[Start of SUPPLIED MATERIAL]

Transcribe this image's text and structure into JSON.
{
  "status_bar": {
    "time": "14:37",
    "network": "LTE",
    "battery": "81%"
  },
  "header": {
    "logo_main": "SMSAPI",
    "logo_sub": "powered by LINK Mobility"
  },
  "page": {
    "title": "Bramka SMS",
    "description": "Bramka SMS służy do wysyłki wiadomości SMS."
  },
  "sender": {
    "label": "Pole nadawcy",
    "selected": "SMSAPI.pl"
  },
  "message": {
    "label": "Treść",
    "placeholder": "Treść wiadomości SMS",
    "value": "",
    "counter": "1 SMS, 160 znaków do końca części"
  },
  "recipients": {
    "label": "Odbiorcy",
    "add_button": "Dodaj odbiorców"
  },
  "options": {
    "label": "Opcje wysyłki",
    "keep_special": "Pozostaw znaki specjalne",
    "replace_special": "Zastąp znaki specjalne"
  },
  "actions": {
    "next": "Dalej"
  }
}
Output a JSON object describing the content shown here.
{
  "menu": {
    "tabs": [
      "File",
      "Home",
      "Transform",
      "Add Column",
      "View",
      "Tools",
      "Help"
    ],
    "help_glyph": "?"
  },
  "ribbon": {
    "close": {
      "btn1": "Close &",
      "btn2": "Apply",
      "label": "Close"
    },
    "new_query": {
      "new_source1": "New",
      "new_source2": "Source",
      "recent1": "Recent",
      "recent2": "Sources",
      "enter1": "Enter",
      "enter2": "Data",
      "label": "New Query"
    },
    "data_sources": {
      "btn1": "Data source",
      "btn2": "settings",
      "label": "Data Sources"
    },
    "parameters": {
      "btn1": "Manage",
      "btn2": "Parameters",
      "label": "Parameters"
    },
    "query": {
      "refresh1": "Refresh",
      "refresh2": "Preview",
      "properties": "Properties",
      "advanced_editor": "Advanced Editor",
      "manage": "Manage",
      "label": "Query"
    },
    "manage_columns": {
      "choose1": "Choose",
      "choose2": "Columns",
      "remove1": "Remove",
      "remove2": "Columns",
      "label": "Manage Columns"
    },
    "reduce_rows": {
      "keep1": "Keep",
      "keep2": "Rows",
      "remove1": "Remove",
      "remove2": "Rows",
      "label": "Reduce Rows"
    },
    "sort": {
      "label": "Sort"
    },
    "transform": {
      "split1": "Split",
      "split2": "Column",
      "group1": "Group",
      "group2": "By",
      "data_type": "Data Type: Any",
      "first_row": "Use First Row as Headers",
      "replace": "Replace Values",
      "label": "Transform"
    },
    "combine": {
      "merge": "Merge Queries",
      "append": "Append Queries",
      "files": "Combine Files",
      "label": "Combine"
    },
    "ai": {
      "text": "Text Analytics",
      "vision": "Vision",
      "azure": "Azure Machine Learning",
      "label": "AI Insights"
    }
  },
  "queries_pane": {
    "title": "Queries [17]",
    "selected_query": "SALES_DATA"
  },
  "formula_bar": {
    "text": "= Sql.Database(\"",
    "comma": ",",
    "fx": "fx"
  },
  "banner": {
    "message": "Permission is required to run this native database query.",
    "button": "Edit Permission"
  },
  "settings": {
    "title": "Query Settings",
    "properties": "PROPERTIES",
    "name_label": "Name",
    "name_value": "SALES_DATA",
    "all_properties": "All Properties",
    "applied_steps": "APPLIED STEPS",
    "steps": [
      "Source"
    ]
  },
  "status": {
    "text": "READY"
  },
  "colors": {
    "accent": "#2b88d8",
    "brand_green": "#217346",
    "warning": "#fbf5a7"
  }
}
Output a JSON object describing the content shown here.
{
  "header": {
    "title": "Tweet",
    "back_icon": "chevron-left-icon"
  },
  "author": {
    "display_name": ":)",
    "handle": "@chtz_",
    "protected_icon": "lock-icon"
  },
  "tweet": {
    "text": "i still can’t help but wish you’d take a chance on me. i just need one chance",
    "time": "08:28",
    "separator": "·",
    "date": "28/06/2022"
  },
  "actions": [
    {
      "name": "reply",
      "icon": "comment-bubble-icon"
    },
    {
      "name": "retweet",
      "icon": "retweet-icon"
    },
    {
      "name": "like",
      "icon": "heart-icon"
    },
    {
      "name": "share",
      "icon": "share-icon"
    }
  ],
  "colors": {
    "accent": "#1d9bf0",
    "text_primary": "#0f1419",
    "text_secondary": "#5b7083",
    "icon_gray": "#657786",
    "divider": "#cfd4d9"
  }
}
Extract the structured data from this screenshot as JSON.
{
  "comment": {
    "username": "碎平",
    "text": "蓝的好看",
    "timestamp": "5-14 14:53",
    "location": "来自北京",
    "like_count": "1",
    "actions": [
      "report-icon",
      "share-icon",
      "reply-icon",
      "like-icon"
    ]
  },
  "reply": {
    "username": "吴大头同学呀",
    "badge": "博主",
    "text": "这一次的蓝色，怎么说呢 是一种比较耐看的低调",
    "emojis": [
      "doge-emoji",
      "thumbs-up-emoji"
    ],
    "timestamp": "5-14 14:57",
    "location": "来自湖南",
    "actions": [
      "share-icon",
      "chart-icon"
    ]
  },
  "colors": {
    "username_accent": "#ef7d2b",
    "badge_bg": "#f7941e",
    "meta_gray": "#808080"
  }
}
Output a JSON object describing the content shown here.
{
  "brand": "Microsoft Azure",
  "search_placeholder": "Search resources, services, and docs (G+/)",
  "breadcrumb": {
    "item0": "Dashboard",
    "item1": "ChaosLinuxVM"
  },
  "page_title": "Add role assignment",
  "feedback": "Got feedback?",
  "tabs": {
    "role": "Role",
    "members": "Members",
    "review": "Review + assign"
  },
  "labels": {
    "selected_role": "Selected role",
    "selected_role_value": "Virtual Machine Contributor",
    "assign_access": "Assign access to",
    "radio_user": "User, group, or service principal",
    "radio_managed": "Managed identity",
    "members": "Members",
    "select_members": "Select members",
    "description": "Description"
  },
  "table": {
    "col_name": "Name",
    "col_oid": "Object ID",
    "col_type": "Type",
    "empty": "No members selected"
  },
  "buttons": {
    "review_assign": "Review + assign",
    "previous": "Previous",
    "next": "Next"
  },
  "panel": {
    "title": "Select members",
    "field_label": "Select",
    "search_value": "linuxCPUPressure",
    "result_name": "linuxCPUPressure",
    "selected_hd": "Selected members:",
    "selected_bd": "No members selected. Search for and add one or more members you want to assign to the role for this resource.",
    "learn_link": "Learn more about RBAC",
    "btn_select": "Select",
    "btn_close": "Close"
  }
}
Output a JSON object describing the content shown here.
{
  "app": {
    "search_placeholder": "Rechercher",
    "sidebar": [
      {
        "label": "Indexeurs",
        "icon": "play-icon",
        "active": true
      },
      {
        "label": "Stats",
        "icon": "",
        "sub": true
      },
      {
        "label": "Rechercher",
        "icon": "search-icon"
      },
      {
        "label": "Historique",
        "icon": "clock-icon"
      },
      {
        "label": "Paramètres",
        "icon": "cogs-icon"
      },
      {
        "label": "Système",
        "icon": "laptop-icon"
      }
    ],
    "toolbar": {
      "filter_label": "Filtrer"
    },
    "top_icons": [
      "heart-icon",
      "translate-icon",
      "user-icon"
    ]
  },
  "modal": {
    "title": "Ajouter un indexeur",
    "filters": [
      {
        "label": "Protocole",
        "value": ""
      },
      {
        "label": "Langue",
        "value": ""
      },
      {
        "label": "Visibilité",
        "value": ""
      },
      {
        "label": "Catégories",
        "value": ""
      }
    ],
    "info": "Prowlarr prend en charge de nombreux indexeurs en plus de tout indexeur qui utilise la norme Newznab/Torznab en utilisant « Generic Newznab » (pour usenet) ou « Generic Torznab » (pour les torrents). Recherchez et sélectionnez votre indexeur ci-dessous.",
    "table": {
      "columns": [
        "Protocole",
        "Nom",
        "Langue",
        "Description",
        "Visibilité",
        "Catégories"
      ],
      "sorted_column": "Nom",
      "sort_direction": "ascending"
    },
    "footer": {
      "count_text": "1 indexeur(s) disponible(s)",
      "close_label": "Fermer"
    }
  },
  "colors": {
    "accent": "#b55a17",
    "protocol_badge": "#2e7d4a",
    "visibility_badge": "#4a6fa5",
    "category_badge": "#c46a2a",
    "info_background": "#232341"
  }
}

[End of SUPPLIED MATERIAL]

**EXERCISE INSTRUCTIONS**: Go through the entries above and copy every line containing "linuxCPUPressure".

**ANSWER**:
    "search_value": "linuxCPUPressure",
    "result_name": "linuxCPUPressure",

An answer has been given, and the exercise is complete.